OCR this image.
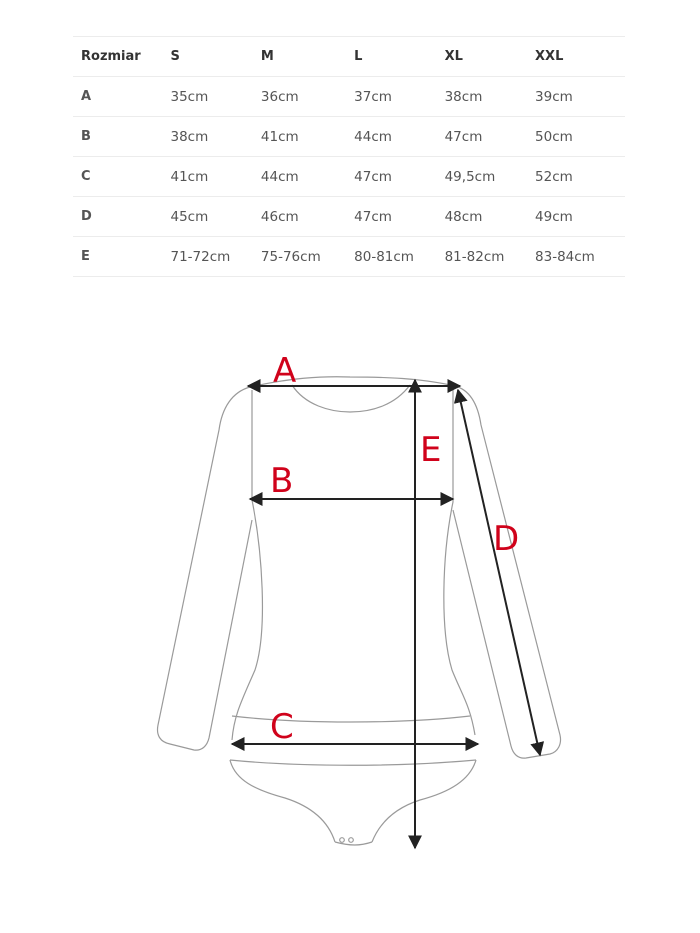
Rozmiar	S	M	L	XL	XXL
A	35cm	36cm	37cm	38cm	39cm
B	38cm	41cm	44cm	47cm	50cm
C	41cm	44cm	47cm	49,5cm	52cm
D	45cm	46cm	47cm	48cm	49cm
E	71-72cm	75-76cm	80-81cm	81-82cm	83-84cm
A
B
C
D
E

■ ■ ■ ■

Leave the images out and output the remaining material exactly as it stands.

OCR this image.
Rozmiar	S	M	L	XL	XXL
A	35cm	36cm	37cm	38cm	39cm
B	38cm	41cm	44cm	47cm	50cm
C	41cm	44cm	47cm	49,5cm	52cm
D	45cm	46cm	47cm	48cm	49cm
E	71-72cm	75-76cm	80-81cm	81-82cm	83-84cm
A
B
C
D
E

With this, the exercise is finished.